GOAL
Find each line containing the word "this" and report how many there are. Add nothing else.

GIVEN DATA
━━━

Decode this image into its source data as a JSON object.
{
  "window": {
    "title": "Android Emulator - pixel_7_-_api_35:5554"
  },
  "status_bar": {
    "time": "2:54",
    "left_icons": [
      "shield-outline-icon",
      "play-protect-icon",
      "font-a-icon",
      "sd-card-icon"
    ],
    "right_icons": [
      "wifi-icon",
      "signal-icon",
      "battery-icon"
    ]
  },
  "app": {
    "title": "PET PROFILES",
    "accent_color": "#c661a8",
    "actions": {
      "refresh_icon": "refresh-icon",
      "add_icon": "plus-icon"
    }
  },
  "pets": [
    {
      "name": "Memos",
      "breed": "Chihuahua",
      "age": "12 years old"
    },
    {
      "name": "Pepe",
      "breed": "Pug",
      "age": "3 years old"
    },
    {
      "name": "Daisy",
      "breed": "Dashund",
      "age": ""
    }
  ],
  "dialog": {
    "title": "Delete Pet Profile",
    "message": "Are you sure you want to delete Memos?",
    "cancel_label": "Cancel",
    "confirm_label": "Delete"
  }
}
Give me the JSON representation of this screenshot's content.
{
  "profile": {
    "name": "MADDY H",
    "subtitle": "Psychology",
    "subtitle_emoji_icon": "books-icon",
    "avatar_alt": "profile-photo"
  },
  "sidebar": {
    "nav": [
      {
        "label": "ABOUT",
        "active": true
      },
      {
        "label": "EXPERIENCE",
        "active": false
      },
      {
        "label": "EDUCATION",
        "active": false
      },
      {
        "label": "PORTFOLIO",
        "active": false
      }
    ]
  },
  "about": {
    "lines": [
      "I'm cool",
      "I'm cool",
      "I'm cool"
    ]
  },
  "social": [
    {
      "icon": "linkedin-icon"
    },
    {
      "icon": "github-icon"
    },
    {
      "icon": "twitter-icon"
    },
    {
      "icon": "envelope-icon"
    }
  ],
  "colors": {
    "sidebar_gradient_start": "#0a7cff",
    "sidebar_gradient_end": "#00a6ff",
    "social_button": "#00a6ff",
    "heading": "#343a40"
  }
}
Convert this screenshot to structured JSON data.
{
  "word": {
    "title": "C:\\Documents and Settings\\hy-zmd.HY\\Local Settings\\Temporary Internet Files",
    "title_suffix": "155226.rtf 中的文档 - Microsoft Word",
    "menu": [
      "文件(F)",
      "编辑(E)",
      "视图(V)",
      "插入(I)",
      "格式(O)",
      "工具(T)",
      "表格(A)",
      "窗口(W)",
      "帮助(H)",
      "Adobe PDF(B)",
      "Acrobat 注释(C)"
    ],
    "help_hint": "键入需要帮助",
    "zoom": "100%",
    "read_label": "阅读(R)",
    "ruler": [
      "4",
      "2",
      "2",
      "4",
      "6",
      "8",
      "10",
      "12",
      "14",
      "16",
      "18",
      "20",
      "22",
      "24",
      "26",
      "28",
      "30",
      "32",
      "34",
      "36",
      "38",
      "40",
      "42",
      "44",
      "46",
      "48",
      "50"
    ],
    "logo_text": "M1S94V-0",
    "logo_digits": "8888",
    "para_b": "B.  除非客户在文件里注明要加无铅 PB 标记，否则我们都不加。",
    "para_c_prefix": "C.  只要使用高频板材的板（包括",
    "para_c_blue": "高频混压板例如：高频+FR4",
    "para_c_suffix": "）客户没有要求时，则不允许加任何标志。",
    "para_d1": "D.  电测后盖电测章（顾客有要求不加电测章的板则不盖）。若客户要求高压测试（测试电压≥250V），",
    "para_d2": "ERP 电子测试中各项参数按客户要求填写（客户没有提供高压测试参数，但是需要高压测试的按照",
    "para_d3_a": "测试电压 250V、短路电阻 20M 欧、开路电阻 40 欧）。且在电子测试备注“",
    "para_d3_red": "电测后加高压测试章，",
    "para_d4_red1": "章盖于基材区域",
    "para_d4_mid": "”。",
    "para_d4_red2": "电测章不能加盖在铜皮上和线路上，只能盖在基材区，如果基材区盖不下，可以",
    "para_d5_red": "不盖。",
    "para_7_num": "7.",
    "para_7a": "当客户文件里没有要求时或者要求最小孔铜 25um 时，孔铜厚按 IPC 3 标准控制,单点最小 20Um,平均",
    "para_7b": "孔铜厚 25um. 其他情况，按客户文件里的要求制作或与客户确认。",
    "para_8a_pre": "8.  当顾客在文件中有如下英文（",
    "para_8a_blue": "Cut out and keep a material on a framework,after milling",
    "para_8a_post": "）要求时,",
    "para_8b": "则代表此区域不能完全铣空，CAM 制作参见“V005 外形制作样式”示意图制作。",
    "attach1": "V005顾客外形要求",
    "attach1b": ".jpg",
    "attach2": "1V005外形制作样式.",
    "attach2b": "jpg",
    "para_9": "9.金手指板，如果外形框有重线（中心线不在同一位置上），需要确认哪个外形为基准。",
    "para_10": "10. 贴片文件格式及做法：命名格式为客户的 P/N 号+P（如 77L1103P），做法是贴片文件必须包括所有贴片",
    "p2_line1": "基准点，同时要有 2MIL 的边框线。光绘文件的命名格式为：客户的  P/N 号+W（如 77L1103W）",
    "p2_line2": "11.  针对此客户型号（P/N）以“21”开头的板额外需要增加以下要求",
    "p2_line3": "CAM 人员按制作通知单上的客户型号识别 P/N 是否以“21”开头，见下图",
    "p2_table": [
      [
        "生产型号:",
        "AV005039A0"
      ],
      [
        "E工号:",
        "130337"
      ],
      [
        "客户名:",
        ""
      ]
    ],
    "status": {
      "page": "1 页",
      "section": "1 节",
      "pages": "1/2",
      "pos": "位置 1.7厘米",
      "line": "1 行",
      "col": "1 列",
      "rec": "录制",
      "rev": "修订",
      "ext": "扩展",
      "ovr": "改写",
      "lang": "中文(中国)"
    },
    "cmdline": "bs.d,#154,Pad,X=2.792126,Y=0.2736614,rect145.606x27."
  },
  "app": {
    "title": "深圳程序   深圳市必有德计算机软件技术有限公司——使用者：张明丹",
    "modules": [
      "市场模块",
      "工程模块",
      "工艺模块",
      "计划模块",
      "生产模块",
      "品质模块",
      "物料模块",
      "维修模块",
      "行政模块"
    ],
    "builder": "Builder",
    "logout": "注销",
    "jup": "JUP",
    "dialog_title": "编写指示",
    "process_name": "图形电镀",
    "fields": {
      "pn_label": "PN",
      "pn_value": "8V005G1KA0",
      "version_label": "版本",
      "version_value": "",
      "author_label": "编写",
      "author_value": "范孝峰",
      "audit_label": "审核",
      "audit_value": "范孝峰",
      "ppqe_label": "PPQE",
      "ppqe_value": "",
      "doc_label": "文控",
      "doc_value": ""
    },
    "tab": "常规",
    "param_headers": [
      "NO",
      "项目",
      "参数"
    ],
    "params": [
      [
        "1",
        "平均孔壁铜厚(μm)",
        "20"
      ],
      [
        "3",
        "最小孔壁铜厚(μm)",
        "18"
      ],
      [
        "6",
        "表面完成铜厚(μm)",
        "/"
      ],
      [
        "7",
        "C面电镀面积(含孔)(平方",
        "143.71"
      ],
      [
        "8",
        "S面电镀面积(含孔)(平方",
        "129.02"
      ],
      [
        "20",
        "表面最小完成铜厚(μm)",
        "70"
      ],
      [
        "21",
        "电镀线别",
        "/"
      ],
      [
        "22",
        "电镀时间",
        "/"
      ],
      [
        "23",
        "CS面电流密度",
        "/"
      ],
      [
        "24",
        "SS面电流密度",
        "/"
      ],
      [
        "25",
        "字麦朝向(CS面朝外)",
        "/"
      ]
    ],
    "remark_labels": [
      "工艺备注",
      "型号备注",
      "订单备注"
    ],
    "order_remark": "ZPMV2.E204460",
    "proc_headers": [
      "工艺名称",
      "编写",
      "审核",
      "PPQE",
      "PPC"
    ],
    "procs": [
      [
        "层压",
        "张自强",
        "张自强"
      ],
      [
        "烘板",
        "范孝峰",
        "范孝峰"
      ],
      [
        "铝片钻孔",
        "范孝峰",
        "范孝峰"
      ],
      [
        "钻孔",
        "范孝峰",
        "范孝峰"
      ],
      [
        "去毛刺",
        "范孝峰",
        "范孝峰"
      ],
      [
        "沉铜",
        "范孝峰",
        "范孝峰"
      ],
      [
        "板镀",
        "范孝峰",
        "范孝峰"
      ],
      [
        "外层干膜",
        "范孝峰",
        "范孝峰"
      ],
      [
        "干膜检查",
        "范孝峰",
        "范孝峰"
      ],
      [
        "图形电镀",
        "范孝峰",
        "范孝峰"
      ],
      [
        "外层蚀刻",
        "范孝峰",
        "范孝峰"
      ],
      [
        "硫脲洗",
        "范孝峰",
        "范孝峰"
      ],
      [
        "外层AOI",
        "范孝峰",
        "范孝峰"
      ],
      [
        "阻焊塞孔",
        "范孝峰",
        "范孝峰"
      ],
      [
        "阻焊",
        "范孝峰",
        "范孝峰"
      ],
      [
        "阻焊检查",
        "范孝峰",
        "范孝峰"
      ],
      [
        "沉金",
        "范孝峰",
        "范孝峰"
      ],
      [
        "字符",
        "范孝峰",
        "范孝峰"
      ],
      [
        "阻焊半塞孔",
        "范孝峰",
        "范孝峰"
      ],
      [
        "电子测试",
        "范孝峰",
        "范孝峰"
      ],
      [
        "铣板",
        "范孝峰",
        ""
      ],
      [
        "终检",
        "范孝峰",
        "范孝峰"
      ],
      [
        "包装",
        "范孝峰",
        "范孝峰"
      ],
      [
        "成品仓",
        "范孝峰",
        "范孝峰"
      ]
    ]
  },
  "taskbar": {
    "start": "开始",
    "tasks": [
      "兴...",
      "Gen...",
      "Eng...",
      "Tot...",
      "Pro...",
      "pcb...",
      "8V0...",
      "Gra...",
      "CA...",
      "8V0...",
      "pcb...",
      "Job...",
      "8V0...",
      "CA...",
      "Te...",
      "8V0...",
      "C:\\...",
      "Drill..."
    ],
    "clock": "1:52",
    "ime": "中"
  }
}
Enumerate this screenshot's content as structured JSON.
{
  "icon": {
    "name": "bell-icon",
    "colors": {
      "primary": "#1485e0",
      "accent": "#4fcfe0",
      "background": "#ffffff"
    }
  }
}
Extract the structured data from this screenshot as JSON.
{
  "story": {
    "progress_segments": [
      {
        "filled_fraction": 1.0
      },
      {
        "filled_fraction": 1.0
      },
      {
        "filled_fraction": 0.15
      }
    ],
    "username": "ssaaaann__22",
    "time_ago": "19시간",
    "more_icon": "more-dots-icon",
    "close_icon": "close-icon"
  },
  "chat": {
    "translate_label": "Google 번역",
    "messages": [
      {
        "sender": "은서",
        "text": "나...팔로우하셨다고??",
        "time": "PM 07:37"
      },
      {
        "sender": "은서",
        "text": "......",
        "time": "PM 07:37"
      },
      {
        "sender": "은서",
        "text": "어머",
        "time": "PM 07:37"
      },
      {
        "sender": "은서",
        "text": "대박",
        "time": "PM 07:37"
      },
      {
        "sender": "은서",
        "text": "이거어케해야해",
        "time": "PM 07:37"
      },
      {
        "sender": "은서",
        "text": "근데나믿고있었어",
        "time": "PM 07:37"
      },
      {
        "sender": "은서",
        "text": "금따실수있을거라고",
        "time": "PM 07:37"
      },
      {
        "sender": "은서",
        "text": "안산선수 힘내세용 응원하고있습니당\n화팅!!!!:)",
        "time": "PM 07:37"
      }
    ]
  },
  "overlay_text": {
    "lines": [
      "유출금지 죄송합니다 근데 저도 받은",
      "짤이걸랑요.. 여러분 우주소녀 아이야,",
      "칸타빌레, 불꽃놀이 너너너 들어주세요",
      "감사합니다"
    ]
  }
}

━━━

OUTPUT
5